[Records from a collection of figures]
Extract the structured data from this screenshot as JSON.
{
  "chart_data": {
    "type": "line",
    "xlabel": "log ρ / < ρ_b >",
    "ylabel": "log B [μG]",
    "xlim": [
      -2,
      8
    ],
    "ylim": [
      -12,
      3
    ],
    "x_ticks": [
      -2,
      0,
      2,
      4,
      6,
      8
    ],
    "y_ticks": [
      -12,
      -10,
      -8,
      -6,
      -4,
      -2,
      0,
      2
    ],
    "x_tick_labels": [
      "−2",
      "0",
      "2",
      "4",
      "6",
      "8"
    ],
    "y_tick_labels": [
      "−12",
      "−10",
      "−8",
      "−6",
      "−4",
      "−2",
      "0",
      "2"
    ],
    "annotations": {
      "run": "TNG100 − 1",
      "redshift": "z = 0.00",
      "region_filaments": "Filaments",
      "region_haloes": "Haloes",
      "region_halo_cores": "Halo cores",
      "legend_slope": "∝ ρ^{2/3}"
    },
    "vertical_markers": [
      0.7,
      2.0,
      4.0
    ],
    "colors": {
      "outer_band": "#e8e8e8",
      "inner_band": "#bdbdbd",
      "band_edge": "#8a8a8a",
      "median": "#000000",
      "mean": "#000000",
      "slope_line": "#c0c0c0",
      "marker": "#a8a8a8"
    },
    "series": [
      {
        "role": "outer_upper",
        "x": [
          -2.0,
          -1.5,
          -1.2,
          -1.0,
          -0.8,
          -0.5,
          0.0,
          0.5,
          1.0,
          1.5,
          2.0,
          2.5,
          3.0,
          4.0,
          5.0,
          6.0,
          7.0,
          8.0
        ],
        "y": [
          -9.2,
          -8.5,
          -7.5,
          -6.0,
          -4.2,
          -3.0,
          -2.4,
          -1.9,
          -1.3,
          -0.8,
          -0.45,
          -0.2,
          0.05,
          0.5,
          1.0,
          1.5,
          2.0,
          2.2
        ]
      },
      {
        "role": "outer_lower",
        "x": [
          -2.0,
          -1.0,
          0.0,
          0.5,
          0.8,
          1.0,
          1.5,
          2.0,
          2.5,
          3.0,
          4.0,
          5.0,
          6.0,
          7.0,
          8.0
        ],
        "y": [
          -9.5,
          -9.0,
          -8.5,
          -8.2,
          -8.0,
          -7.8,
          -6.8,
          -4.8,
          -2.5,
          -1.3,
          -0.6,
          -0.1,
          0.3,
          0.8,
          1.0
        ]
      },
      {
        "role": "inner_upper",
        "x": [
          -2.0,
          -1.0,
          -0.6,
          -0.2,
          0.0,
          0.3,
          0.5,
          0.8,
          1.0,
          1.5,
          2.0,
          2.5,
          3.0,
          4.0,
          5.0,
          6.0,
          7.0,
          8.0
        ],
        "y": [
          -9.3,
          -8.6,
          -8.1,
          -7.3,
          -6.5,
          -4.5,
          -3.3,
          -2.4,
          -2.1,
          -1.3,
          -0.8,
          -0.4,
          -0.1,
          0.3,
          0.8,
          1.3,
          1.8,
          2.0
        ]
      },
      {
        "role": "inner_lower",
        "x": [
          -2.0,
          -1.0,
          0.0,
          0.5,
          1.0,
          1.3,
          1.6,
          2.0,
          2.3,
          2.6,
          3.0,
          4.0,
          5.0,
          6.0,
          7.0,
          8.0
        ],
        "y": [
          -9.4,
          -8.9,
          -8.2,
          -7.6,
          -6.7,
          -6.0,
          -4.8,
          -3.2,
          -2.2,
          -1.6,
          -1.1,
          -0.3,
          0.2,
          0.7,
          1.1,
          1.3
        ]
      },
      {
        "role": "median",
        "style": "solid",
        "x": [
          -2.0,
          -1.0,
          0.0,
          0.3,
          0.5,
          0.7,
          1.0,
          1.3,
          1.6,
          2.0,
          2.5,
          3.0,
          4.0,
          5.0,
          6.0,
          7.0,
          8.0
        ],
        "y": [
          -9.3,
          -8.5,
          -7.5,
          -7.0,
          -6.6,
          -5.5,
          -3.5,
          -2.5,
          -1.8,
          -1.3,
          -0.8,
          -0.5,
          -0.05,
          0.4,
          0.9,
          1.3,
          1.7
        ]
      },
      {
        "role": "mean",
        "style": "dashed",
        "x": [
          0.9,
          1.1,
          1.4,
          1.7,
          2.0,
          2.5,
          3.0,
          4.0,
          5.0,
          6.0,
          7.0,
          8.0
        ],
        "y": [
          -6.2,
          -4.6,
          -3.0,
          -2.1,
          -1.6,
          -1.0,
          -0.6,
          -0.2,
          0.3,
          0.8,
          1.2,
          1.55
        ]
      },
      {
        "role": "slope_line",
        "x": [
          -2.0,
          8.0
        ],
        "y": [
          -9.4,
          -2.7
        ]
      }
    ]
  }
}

__THE REQUEST__
Would you write down every record again, exactly?

__RESPONSE TO THE EXERCISE__
Extract the structured data from this screenshot as JSON.
{
  "chart_data": {
    "type": "line",
    "xlabel": "log ρ / < ρ_b >",
    "ylabel": "log B [μG]",
    "xlim": [
      -2,
      8
    ],
    "ylim": [
      -12,
      3
    ],
    "x_ticks": [
      -2,
      0,
      2,
      4,
      6,
      8
    ],
    "y_ticks": [
      -12,
      -10,
      -8,
      -6,
      -4,
      -2,
      0,
      2
    ],
    "x_tick_labels": [
      "−2",
      "0",
      "2",
      "4",
      "6",
      "8"
    ],
    "y_tick_labels": [
      "−12",
      "−10",
      "−8",
      "−6",
      "−4",
      "−2",
      "0",
      "2"
    ],
    "annotations": {
      "run": "TNG100 − 1",
      "redshift": "z = 0.00",
      "region_filaments": "Filaments",
      "region_haloes": "Haloes",
      "region_halo_cores": "Halo cores",
      "legend_slope": "∝ ρ^{2/3}"
    },
    "vertical_markers": [
      0.7,
      2.0,
      4.0
    ],
    "colors": {
      "outer_band": "#e8e8e8",
      "inner_band": "#bdbdbd",
      "band_edge": "#8a8a8a",
      "median": "#000000",
      "mean": "#000000",
      "slope_line": "#c0c0c0",
      "marker": "#a8a8a8"
    },
    "series": [
      {
        "role": "outer_upper",
        "x": [
          -2.0,
          -1.5,
          -1.2,
          -1.0,
          -0.8,
          -0.5,
          0.0,
          0.5,
          1.0,
          1.5,
          2.0,
          2.5,
          3.0,
          4.0,
          5.0,
          6.0,
          7.0,
          8.0
        ],
        "y": [
          -9.2,
          -8.5,
          -7.5,
          -6.0,
          -4.2,
          -3.0,
          -2.4,
          -1.9,
          -1.3,
          -0.8,
          -0.45,
          -0.2,
          0.05,
          0.5,
          1.0,
          1.5,
          2.0,
          2.2
        ]
      },
      {
        "role": "outer_lower",
        "x": [
          -2.0,
          -1.0,
          0.0,
          0.5,
          0.8,
          1.0,
          1.5,
          2.0,
          2.5,
          3.0,
          4.0,
          5.0,
          6.0,
          7.0,
          8.0
        ],
        "y": [
          -9.5,
          -9.0,
          -8.5,
          -8.2,
          -8.0,
          -7.8,
          -6.8,
          -4.8,
          -2.5,
          -1.3,
          -0.6,
          -0.1,
          0.3,
          0.8,
          1.0
        ]
      },
      {
        "role": "inner_upper",
        "x": [
          -2.0,
          -1.0,
          -0.6,
          -0.2,
          0.0,
          0.3,
          0.5,
          0.8,
          1.0,
          1.5,
          2.0,
          2.5,
          3.0,
          4.0,
          5.0,
          6.0,
          7.0,
          8.0
        ],
        "y": [
          -9.3,
          -8.6,
          -8.1,
          -7.3,
          -6.5,
          -4.5,
          -3.3,
          -2.4,
          -2.1,
          -1.3,
          -0.8,
          -0.4,
          -0.1,
          0.3,
          0.8,
          1.3,
          1.8,
          2.0
        ]
      },
      {
        "role": "inner_lower",
        "x": [
          -2.0,
          -1.0,
          0.0,
          0.5,
          1.0,
          1.3,
          1.6,
          2.0,
          2.3,
          2.6,
          3.0,
          4.0,
          5.0,
          6.0,
          7.0,
          8.0
        ],
        "y": [
          -9.4,
          -8.9,
          -8.2,
          -7.6,
          -6.7,
          -6.0,
          -4.8,
          -3.2,
          -2.2,
          -1.6,
          -1.1,
          -0.3,
          0.2,
          0.7,
          1.1,
          1.3
        ]
      },
      {
        "role": "median",
        "style": "solid",
        "x": [
          -2.0,
          -1.0,
          0.0,
          0.3,
          0.5,
          0.7,
          1.0,
          1.3,
          1.6,
          2.0,
          2.5,
          3.0,
          4.0,
          5.0,
          6.0,
          7.0,
          8.0
        ],
        "y": [
          -9.3,
          -8.5,
          -7.5,
          -7.0,
          -6.6,
          -5.5,
          -3.5,
          -2.5,
          -1.8,
          -1.3,
          -0.8,
          -0.5,
          -0.05,
          0.4,
          0.9,
          1.3,
          1.7
        ]
      },
      {
        "role": "mean",
        "style": "dashed",
        "x": [
          0.9,
          1.1,
          1.4,
          1.7,
          2.0,
          2.5,
          3.0,
          4.0,
          5.0,
          6.0,
          7.0,
          8.0
        ],
        "y": [
          -6.2,
          -4.6,
          -3.0,
          -2.1,
          -1.6,
          -1.0,
          -0.6,
          -0.2,
          0.3,
          0.8,
          1.2,
          1.55
        ]
      },
      {
        "role": "slope_line",
        "x": [
          -2.0,
          8.0
        ],
        "y": [
          -9.4,
          -2.7
        ]
      }
    ]
  }
}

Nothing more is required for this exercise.